The records underneath are to be repeated exactly, with the pictures left out.

*** Excerpted data ***

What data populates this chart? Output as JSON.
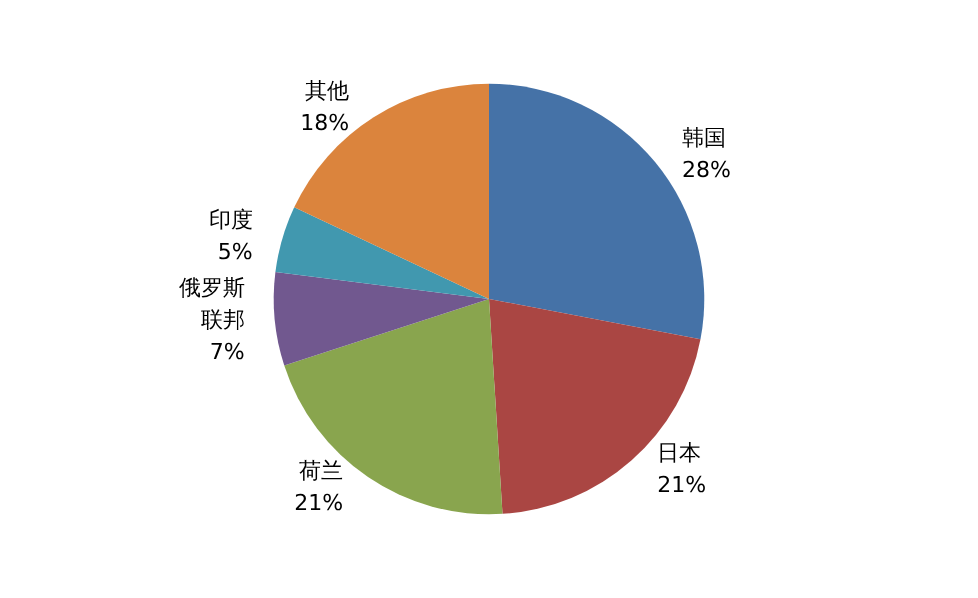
{
  "chart_data": {
    "type": "pie",
    "categories": [
      "韩国",
      "日本",
      "荷兰",
      "俄罗斯联邦",
      "印度",
      "其他"
    ],
    "values": [
      28,
      21,
      21,
      7,
      5,
      18
    ],
    "value_labels": [
      "28%",
      "21%",
      "21%",
      "7%",
      "5%",
      "18%"
    ],
    "colors": [
      "#4572a7",
      "#aa4643",
      "#89a54e",
      "#71588f",
      "#4198af",
      "#db843d"
    ],
    "legend": false
  }
}
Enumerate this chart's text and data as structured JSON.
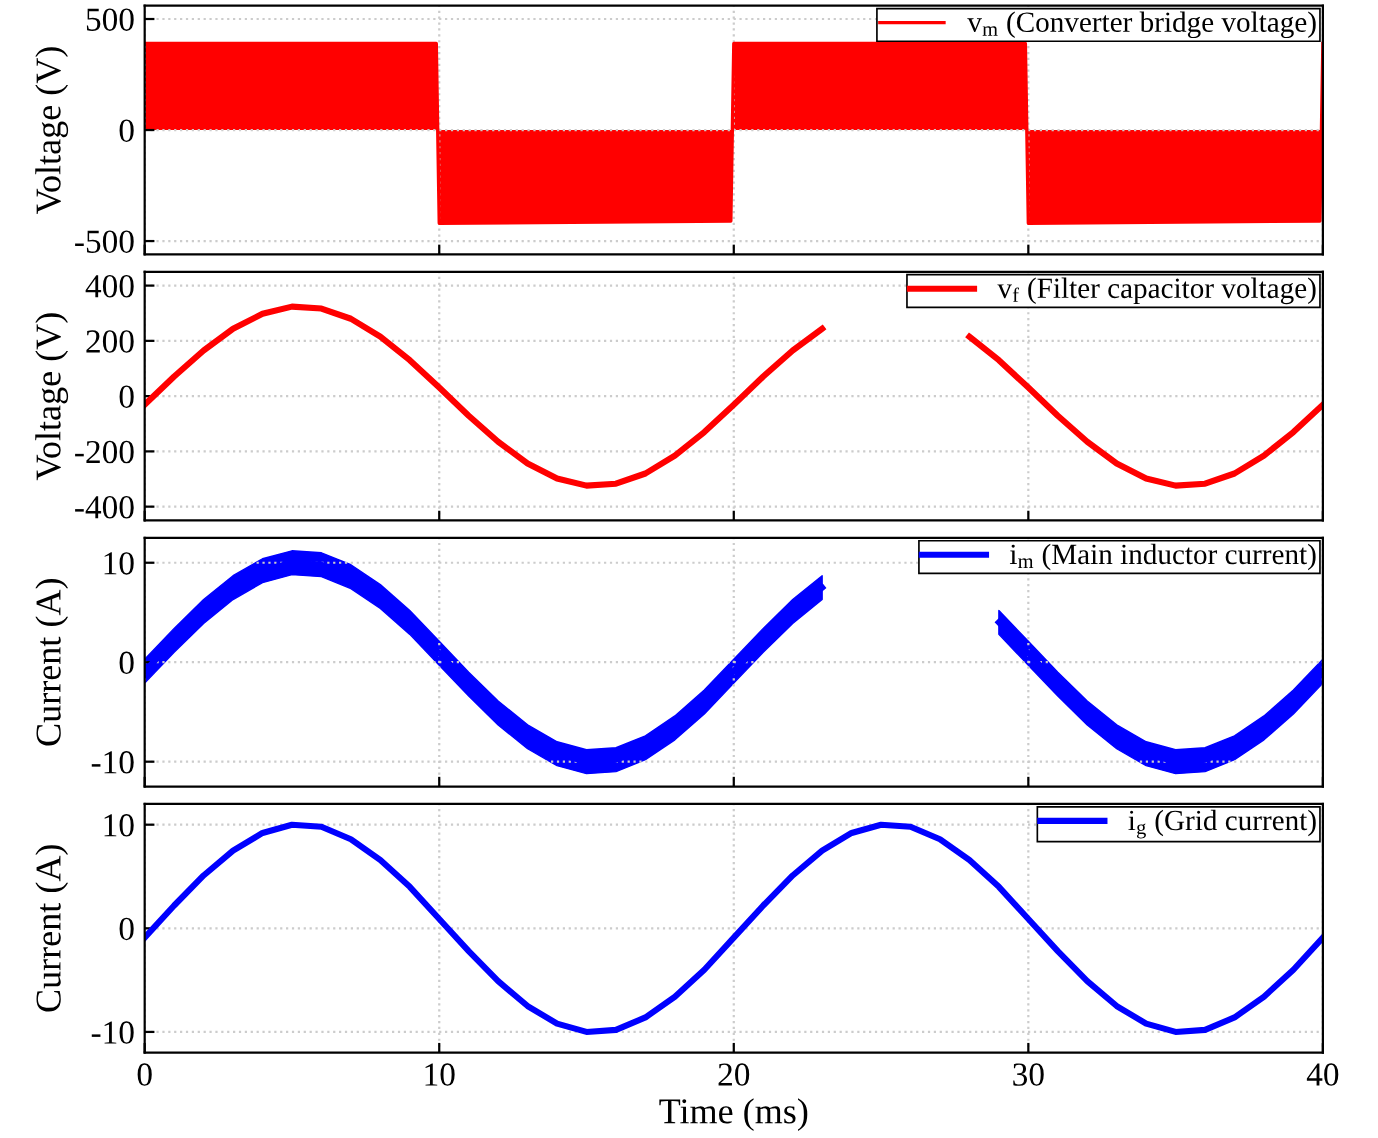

***

**Result for this task**
What data populates this chart? Output as JSON.
{
  "chart_data": {
    "type": "pie",
    "categories": [
      "韩国",
      "日本",
      "荷兰",
      "俄罗斯联邦",
      "印度",
      "其他"
    ],
    "values": [
      28,
      21,
      21,
      7,
      5,
      18
    ],
    "value_labels": [
      "28%",
      "21%",
      "21%",
      "7%",
      "5%",
      "18%"
    ],
    "colors": [
      "#4572a7",
      "#aa4643",
      "#89a54e",
      "#71588f",
      "#4198af",
      "#db843d"
    ],
    "legend": false
  }
}
Enumerate this chart's text and data as structured JSON.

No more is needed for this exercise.